Every line that holds the string "certifier" is to be identified and copied.

□ □ □ □ □

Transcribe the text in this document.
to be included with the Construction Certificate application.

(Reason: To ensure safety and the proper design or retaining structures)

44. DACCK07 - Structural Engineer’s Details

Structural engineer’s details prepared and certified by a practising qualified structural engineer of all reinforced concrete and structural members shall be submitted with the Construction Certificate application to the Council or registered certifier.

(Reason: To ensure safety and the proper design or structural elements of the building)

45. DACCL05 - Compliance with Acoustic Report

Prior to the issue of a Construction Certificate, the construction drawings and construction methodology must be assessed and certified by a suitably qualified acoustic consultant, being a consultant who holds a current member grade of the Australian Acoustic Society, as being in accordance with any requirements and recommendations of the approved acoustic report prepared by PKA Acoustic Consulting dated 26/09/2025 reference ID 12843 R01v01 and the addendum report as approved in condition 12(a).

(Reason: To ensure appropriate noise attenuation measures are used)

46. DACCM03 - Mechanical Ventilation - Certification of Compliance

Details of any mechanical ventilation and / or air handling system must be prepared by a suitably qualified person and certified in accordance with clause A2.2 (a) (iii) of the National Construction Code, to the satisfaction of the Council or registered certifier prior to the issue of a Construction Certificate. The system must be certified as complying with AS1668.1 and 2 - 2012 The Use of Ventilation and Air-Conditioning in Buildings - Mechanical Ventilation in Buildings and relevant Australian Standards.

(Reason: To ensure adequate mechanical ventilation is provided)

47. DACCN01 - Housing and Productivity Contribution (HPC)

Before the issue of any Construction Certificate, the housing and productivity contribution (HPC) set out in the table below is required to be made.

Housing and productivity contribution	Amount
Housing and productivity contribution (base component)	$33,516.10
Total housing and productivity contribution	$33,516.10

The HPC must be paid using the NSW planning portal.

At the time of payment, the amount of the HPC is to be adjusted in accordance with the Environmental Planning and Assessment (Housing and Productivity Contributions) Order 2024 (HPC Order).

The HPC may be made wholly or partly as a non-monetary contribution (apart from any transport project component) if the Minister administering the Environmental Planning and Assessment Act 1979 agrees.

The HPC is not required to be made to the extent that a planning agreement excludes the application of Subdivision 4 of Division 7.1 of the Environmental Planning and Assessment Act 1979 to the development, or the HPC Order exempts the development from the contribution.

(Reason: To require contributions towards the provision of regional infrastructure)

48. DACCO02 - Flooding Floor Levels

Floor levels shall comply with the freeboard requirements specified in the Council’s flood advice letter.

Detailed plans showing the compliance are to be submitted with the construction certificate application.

□ □ □ □ □

• [Expected answer]
Structural engineer’s details prepared and certified by a practising qualified structural engineer of all reinforced concrete and structural members shall be submitted with the Construction Certificate application to the Council or registered certifier.
Details of any mechanical ventilation and / or air handling system must be prepared by a suitably qualified person and certified in accordance with clause A2.2 (a) (iii) of the National Construction Code, to the satisfaction of the Council or registered certifier prior to the issue of a Construction Certificate. The system must be certified as complying with AS1668.1 and 2 - 2012 The Use of Ventilation and Air-Conditioning in Buildings - Mechanical Ventilation in Buildings and relevant Australian Standards.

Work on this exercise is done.